▶ **Given exercise**
Look for the word "电流表的示数为" in the entries below, then copy every line that has it.

▶ **Data for this exercise**
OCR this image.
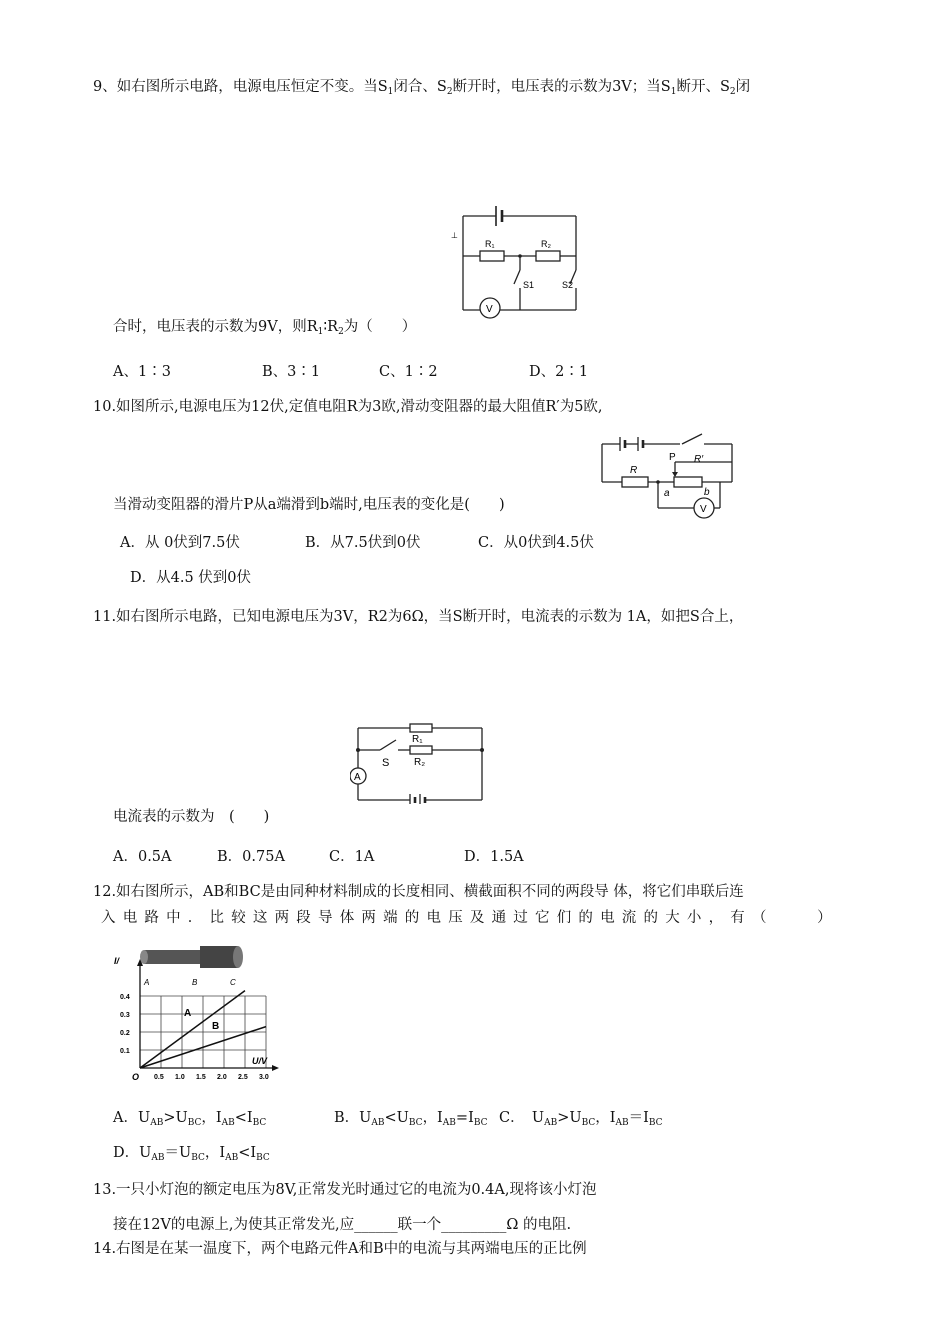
9、如右图所示电路，电源电压恒定不变。当$S_1$闭合、$S_2$断开时，电压表的示数为3V；当$S_1$断开、$S_2$闭
R₁	R₂
S1	S2
V
⊥
合时，电压表的示数为9V，则$R_1∶R_2$为（　　）
A、1∶3	B、3∶1	C、1∶2	D、2∶1
10.如图所示,电源电压为12伏,定值电阻R为3欧,滑动变阻器的最大阻值R′为5欧,
R
R′
P
a	b
V
当滑动变阻器的滑片P从a端滑到b端时,电压表的变化是(　　)
A．从 0伏到7.5伏	B．从7.5伏到0伏	C．从0伏到4.5伏
D．从4.5 伏到0伏
11.如右图所示电路，已知电源电压为3V，R2为6Ω，当S断开时，电流表的示数为 1A，如把S合上，
R₁
R₂
S
A
电流表的示数为　(　　)
A．0.5A	B．0.75A	C．1A	D．1.5A
12.如右图所示，AB和BC是由同种材料制成的长度相同、横截面积不同的两段导 体，将它们串联后连
入电路中．比较这两段导体两端的电压及通过它们的电流的大小，有（　　）
A	B	C
I/
0.1
0.2
0.3
0.4
0.5 1.0 1.5 2.0 2.5 3.0
O
U/V
A
B
A．$U_{AB}>U_{BC}$，$I_{AB}<I_{BC}$	B．$U_{AB}<U_{BC}$，$I_{AB}=I_{BC}$ C．　$U_{AB}>U_{BC}$，$I_{AB}=I_{BC}$
D．$U_{AB}=U_{BC}$，$I_{AB}<I_{BC}$
13.一只小灯泡的额定电压为8V,正常发光时通过它的电流为0.4A,现将该小灯泡
接在12V的电源上,为使其正常发光,应______联一个_________Ω 的电阻.
14.右图是在某一温度下，两个电路元件A和B中的电流与其两端电压的正比例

▶ **Solution to this problem**
11.如右图所示电路，已知电源电压为3V，R2为6Ω，当S断开时，电流表的示数为 1A，如把S合上，
电流表的示数为　(　　)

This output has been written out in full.